◆ **Required action A**
For the excerpt on Earth's sixth mass extinction, state whether each statement agrees with it, answering yes or no and quoting the deciding words: (i) The study is to be published in the March 3 issue of Nature. (ii) About 10 percent of species in the clearly examined groups have gone extinct so far. (iii) The study began in a graduate seminar Barnosky organized in 2011.
◆ **Required action B**
Reproduce the excerpt on Earth's sixth mass extinction from "2011 March 2." to "well as alarm….".

◆ **Passage for review**
━━━━

13. Our Future

What does Earth's Past Tell Us about Our Future?

2011 March 2. Has the Earth's sixth mass extinction already arrived? By Robert Sanders, UC Berkeley News Center. Excerpt: …In a study to be published in the March 3 issue of the journal Nature, University of California, Berkeley, paleobiologists assess where mammals and other species stand today in terms of possible extinction, compared with the past 540 million years, and they find cause for hope as well as alarm….
…“So far, only 1 to 2 percent of all species have gone extinct in the groups we can look at clearly, so by those numbers, it looks like we are not far down the road to extinction. We still have a lot of Earth’s biota to save,” [Professor Anthony] Barnosky said. “It’s very important to devote resources and legislation toward species conservation if we don’t want to be the species whose activity caused a mass extinction.”….
…The study originated in a graduate seminar Barnosky organized in 2009 to bring biologists and paleontologists together in an attempt to compare the extinction rate seen in the fossil record with today’s extinction record....

━━━━

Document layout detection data
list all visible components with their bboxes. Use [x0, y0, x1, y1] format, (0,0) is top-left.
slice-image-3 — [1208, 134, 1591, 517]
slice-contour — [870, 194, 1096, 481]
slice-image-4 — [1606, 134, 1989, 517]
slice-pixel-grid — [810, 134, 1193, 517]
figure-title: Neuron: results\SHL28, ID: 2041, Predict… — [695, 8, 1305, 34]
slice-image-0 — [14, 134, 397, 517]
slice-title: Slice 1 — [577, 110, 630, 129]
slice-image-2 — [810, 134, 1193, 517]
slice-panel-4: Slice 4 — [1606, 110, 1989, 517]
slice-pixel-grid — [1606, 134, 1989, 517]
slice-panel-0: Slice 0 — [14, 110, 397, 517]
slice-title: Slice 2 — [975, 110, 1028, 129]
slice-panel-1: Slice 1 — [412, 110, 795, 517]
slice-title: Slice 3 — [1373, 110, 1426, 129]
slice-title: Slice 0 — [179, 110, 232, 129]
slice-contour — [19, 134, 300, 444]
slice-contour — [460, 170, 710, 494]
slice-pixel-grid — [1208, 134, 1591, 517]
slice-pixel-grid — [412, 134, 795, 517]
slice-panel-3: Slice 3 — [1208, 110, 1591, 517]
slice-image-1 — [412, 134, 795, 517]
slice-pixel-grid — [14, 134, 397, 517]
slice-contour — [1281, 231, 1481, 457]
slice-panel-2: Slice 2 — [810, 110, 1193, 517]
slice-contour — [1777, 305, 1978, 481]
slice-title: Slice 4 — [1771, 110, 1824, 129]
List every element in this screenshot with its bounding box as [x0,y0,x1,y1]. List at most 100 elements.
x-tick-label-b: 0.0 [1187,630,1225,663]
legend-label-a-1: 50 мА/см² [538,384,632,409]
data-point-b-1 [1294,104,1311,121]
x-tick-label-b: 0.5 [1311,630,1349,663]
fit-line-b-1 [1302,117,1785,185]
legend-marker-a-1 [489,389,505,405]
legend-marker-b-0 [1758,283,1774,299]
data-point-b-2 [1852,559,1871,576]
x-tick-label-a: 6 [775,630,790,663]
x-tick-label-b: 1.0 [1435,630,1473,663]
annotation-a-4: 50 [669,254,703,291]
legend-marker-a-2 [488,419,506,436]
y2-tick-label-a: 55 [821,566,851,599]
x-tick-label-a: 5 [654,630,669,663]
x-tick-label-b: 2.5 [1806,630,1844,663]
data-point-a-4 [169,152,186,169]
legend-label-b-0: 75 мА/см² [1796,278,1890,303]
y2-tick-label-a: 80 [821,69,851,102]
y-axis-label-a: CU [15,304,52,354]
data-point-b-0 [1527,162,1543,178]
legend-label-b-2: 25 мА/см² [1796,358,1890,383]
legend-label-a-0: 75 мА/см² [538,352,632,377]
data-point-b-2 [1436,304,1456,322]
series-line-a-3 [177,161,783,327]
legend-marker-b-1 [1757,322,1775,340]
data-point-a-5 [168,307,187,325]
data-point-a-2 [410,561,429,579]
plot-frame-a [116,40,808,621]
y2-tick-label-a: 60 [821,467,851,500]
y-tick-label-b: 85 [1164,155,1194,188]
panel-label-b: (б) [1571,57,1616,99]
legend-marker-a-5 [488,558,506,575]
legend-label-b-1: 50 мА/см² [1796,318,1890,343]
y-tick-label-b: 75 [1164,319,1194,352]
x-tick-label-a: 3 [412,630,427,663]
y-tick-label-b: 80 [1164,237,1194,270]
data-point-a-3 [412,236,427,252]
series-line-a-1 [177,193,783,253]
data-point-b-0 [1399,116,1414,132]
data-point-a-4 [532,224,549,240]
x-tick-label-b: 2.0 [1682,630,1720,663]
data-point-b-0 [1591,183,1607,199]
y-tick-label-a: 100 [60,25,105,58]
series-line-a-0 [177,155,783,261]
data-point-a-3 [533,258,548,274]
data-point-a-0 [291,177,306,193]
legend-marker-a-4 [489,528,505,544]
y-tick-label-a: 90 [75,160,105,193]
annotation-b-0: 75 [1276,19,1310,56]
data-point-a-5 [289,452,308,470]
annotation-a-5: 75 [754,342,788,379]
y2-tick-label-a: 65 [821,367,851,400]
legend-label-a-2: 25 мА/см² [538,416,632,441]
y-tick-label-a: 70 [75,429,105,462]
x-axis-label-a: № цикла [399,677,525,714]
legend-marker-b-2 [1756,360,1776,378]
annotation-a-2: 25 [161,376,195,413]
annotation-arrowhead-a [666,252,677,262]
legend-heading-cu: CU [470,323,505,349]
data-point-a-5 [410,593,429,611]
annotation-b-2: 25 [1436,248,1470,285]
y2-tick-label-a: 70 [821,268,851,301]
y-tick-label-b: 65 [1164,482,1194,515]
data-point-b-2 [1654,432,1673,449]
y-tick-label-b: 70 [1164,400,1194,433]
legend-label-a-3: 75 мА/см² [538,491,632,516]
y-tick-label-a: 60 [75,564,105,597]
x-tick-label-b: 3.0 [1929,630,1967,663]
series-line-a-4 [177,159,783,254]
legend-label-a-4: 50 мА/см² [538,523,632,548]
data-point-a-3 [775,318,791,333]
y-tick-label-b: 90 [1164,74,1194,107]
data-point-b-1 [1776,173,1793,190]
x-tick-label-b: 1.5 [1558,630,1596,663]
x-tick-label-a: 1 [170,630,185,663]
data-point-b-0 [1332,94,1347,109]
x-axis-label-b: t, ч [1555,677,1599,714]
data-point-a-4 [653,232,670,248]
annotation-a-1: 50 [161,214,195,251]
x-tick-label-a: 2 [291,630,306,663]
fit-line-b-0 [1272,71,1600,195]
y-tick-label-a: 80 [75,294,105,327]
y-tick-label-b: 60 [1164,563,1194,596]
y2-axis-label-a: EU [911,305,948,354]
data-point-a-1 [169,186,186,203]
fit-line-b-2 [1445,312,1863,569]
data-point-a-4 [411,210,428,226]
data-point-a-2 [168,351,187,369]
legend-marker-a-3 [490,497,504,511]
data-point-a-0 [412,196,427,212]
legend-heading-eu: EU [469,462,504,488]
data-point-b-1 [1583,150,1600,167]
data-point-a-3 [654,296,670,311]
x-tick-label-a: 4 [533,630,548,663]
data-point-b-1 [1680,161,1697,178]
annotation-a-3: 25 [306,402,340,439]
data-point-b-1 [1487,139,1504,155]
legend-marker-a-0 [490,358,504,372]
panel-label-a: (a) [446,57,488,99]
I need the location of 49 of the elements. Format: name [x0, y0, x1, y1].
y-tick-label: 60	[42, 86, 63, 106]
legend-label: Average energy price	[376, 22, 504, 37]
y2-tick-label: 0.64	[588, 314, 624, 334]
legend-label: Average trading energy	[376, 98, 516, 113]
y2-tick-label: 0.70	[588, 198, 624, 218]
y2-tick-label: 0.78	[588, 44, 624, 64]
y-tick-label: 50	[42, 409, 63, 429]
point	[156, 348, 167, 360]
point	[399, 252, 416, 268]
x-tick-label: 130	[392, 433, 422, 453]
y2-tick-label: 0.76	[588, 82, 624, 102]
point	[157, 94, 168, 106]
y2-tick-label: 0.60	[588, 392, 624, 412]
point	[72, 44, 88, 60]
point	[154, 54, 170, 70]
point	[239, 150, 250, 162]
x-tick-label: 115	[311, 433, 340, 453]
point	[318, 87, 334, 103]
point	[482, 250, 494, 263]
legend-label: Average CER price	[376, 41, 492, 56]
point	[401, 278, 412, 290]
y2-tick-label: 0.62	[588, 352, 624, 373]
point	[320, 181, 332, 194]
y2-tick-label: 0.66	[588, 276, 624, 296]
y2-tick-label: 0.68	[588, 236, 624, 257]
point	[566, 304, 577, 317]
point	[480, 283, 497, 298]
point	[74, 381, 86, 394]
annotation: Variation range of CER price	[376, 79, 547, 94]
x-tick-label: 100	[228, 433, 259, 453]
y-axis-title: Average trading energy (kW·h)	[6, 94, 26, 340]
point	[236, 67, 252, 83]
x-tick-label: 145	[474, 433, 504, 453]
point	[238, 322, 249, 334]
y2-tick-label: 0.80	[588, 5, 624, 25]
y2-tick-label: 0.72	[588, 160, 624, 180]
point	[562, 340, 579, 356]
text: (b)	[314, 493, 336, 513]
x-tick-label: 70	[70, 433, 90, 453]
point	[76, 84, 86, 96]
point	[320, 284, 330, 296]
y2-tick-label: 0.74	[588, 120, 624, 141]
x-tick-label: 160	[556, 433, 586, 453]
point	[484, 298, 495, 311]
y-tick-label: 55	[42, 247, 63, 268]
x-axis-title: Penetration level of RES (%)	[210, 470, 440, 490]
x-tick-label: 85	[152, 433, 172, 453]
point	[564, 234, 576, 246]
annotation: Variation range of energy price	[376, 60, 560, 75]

━━━━

◆ **Exercise output A**
(i) Yes: "In a study to be published in the March 3 issue of the journal Nature"
(ii) No: "So far, only 1 to 2 percent of all species have gone extinct in the groups we can look at clearly"
(iii) No: "The study originated in a graduate seminar Barnosky organized in 2009"

◆ **Exercise output B**
2011 March 2. Has the Earth's sixth mass extinction already arrived? By Robert Sanders, UC Berkeley News Center. Excerpt: …In a study to be published in the March 3 issue of the journal Nature, University of California, Berkeley, paleobiologists assess where mammals and other species stand today in terms of possible extinction, compared with the past 540 million years, and they find cause for hope as well as alarm….